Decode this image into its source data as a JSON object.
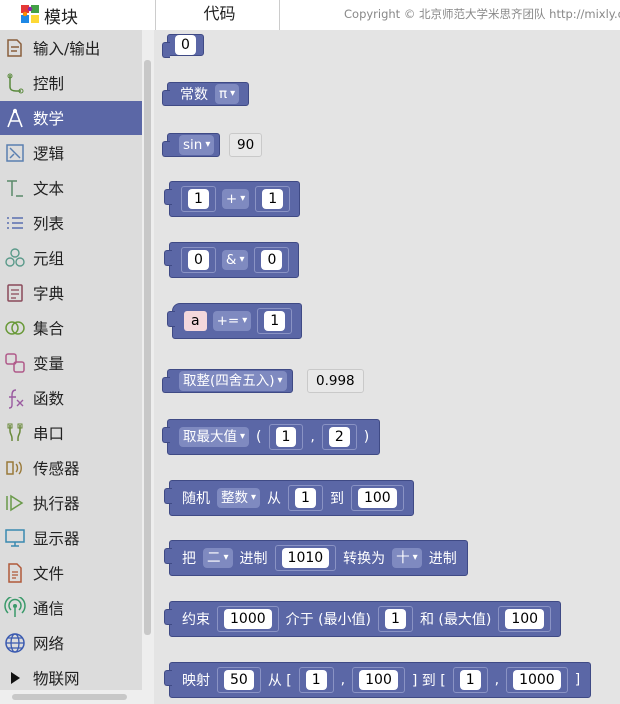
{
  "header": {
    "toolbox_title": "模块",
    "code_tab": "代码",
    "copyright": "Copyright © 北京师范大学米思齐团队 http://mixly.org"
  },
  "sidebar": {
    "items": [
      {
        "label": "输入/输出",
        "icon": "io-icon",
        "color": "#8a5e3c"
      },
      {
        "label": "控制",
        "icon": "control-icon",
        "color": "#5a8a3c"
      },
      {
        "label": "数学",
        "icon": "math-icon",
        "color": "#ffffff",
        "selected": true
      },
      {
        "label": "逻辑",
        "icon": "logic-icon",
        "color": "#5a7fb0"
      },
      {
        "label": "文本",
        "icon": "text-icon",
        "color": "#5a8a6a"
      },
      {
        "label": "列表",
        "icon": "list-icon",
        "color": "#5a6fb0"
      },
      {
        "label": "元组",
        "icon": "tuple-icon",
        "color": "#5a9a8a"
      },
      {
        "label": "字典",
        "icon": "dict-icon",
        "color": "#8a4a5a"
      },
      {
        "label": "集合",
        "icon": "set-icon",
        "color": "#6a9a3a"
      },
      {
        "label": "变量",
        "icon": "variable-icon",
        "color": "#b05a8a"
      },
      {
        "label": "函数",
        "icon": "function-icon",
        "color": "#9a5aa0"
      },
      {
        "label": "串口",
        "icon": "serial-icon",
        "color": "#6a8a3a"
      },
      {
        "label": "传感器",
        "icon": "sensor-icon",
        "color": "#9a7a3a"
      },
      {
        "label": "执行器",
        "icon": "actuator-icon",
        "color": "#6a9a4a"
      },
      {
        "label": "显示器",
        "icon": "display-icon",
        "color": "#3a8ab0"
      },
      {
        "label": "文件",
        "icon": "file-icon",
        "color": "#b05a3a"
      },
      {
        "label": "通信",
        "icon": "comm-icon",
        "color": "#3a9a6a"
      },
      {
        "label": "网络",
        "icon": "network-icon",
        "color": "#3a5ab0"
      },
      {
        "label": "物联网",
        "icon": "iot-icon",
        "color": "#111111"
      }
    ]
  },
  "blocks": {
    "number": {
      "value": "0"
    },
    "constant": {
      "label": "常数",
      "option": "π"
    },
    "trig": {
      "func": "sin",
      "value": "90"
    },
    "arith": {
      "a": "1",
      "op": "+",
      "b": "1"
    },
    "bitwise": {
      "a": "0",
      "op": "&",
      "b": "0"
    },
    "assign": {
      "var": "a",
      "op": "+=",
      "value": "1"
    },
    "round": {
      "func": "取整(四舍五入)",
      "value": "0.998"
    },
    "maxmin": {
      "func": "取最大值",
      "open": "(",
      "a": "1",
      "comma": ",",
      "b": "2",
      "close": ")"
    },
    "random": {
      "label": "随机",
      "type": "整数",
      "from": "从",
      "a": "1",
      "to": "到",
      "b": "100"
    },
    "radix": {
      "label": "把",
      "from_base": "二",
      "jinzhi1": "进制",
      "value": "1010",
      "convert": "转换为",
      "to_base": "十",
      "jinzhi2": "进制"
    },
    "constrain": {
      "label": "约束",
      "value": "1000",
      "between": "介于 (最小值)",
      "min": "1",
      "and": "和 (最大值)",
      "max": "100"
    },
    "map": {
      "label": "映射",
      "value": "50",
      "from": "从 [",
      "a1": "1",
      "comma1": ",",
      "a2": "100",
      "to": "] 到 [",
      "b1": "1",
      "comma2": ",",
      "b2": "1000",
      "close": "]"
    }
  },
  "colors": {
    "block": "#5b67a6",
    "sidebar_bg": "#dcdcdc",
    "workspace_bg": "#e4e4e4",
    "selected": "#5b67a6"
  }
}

------------------------------------------------

EXERCISE TASK: Quote the records above exactly, leaving out any pictures.

RESPONSE TO THIS TASK:
Decode this image into its source data as a JSON object.
{
  "header": {
    "toolbox_title": "模块",
    "code_tab": "代码",
    "copyright": "Copyright © 北京师范大学米思齐团队 http://mixly.org"
  },
  "sidebar": {
    "items": [
      {
        "label": "输入/输出",
        "icon": "io-icon",
        "color": "#8a5e3c"
      },
      {
        "label": "控制",
        "icon": "control-icon",
        "color": "#5a8a3c"
      },
      {
        "label": "数学",
        "icon": "math-icon",
        "color": "#ffffff",
        "selected": true
      },
      {
        "label": "逻辑",
        "icon": "logic-icon",
        "color": "#5a7fb0"
      },
      {
        "label": "文本",
        "icon": "text-icon",
        "color": "#5a8a6a"
      },
      {
        "label": "列表",
        "icon": "list-icon",
        "color": "#5a6fb0"
      },
      {
        "label": "元组",
        "icon": "tuple-icon",
        "color": "#5a9a8a"
      },
      {
        "label": "字典",
        "icon": "dict-icon",
        "color": "#8a4a5a"
      },
      {
        "label": "集合",
        "icon": "set-icon",
        "color": "#6a9a3a"
      },
      {
        "label": "变量",
        "icon": "variable-icon",
        "color": "#b05a8a"
      },
      {
        "label": "函数",
        "icon": "function-icon",
        "color": "#9a5aa0"
      },
      {
        "label": "串口",
        "icon": "serial-icon",
        "color": "#6a8a3a"
      },
      {
        "label": "传感器",
        "icon": "sensor-icon",
        "color": "#9a7a3a"
      },
      {
        "label": "执行器",
        "icon": "actuator-icon",
        "color": "#6a9a4a"
      },
      {
        "label": "显示器",
        "icon": "display-icon",
        "color": "#3a8ab0"
      },
      {
        "label": "文件",
        "icon": "file-icon",
        "color": "#b05a3a"
      },
      {
        "label": "通信",
        "icon": "comm-icon",
        "color": "#3a9a6a"
      },
      {
        "label": "网络",
        "icon": "network-icon",
        "color": "#3a5ab0"
      },
      {
        "label": "物联网",
        "icon": "iot-icon",
        "color": "#111111"
      }
    ]
  },
  "blocks": {
    "number": {
      "value": "0"
    },
    "constant": {
      "label": "常数",
      "option": "π"
    },
    "trig": {
      "func": "sin",
      "value": "90"
    },
    "arith": {
      "a": "1",
      "op": "+",
      "b": "1"
    },
    "bitwise": {
      "a": "0",
      "op": "&",
      "b": "0"
    },
    "assign": {
      "var": "a",
      "op": "+=",
      "value": "1"
    },
    "round": {
      "func": "取整(四舍五入)",
      "value": "0.998"
    },
    "maxmin": {
      "func": "取最大值",
      "open": "(",
      "a": "1",
      "comma": ",",
      "b": "2",
      "close": ")"
    },
    "random": {
      "label": "随机",
      "type": "整数",
      "from": "从",
      "a": "1",
      "to": "到",
      "b": "100"
    },
    "radix": {
      "label": "把",
      "from_base": "二",
      "jinzhi1": "进制",
      "value": "1010",
      "convert": "转换为",
      "to_base": "十",
      "jinzhi2": "进制"
    },
    "constrain": {
      "label": "约束",
      "value": "1000",
      "between": "介于 (最小值)",
      "min": "1",
      "and": "和 (最大值)",
      "max": "100"
    },
    "map": {
      "label": "映射",
      "value": "50",
      "from": "从 [",
      "a1": "1",
      "comma1": ",",
      "a2": "100",
      "to": "] 到 [",
      "b1": "1",
      "comma2": ",",
      "b2": "1000",
      "close": "]"
    }
  },
  "colors": {
    "block": "#5b67a6",
    "sidebar_bg": "#dcdcdc",
    "workspace_bg": "#e4e4e4",
    "selected": "#5b67a6"
  }
}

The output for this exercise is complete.